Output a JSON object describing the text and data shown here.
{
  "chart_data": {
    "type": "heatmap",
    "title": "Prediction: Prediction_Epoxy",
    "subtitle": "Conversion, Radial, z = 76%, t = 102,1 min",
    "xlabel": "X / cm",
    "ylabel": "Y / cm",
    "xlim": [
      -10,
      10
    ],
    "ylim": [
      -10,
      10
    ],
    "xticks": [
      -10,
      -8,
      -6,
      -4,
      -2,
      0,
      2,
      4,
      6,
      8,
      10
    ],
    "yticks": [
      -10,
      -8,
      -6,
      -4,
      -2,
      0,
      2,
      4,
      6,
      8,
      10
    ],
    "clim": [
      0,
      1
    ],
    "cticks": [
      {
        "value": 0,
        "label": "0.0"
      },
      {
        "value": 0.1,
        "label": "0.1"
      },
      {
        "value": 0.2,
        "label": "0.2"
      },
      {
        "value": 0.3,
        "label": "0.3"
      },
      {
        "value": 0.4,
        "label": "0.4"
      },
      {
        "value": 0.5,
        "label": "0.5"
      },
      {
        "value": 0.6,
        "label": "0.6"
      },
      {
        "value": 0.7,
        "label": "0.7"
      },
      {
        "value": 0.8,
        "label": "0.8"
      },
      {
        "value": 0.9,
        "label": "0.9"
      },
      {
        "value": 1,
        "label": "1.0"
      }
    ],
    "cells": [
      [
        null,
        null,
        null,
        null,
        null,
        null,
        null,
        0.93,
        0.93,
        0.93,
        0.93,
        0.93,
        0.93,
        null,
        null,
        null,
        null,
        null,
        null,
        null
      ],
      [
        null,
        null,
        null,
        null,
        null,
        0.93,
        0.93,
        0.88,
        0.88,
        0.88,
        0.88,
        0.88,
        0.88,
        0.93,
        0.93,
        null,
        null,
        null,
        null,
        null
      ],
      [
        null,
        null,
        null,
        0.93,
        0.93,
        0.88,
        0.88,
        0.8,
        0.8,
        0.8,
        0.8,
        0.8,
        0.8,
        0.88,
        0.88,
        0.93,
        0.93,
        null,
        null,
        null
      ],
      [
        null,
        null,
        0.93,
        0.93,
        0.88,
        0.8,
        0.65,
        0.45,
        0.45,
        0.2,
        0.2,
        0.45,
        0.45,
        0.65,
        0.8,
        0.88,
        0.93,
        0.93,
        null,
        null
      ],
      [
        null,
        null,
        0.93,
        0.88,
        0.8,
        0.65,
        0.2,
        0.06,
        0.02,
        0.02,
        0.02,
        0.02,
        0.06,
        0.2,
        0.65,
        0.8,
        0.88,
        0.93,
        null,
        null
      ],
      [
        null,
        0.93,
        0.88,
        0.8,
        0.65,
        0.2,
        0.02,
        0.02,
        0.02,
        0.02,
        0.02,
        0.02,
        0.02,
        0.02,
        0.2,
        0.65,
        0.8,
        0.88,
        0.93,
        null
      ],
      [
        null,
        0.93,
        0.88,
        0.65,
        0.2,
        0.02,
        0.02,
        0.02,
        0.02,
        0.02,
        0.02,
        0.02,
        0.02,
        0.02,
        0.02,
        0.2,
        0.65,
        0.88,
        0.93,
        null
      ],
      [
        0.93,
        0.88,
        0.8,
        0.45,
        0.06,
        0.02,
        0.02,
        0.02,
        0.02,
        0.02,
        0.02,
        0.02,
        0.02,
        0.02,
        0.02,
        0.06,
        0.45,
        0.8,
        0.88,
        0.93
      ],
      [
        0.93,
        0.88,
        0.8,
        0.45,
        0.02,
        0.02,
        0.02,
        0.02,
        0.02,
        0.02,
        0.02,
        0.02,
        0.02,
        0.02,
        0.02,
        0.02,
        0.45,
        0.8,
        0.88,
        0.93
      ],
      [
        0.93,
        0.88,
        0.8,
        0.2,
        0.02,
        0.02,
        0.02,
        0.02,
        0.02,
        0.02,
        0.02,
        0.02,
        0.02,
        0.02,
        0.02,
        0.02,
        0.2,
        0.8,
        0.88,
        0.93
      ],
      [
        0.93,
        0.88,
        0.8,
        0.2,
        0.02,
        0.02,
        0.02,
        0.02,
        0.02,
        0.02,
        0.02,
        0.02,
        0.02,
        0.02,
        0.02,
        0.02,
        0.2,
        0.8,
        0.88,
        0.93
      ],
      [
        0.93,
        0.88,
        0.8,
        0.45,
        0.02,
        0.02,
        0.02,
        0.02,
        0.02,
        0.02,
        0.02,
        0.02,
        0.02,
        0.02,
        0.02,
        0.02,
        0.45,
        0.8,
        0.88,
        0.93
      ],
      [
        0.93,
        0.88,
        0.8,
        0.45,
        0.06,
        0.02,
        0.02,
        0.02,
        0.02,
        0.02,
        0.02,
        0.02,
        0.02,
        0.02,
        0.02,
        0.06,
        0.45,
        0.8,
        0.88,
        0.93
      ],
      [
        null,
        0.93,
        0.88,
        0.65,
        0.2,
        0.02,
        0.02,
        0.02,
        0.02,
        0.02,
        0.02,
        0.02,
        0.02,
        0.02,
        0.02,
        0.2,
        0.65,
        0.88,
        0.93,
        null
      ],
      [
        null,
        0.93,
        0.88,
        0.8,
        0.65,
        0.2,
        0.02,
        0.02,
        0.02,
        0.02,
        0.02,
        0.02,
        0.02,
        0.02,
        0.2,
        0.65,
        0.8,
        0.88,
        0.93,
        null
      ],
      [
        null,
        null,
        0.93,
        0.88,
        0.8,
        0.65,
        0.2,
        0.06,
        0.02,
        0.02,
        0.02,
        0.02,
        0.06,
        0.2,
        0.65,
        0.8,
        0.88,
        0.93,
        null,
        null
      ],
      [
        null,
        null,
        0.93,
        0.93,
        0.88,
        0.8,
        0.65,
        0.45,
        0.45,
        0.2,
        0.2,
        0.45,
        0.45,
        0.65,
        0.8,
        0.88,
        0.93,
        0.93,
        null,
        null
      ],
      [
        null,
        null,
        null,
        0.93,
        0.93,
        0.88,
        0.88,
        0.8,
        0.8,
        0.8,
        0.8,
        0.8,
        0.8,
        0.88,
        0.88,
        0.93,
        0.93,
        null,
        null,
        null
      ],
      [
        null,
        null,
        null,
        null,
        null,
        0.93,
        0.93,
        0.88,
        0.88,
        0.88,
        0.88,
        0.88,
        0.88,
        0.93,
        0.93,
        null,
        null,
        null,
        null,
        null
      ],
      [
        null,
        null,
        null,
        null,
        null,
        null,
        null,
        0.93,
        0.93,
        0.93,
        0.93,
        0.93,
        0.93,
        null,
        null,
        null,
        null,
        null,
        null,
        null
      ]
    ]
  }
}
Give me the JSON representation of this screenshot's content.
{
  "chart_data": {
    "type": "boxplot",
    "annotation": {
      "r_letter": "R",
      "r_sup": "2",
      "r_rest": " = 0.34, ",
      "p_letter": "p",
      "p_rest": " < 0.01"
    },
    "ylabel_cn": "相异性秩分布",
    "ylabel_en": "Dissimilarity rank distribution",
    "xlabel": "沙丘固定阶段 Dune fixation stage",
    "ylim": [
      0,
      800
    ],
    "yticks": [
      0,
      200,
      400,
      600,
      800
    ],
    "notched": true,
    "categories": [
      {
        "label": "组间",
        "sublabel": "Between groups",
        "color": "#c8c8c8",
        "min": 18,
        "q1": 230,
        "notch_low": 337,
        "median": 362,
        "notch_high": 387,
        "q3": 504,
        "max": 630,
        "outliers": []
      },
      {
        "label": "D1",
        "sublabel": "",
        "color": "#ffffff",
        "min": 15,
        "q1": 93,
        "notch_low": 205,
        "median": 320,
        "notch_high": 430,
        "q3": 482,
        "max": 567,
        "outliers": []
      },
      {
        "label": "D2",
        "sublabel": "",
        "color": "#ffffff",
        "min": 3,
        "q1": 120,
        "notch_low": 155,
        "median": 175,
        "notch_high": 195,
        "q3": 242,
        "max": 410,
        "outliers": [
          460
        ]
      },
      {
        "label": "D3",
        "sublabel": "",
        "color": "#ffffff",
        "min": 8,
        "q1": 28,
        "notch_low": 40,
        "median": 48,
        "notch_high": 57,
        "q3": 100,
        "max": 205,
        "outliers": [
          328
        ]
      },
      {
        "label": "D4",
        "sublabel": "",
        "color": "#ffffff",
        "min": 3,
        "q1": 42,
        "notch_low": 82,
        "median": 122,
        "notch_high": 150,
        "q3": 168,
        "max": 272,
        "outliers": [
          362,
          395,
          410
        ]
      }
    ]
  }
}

#####

> _Your task_
Go through the records above, find every line with the word "median", and list those lines.

> _Solved exercise_
        "median": 362,
        "median": 320,
        "median": 175,
        "median": 48,
        "median": 122,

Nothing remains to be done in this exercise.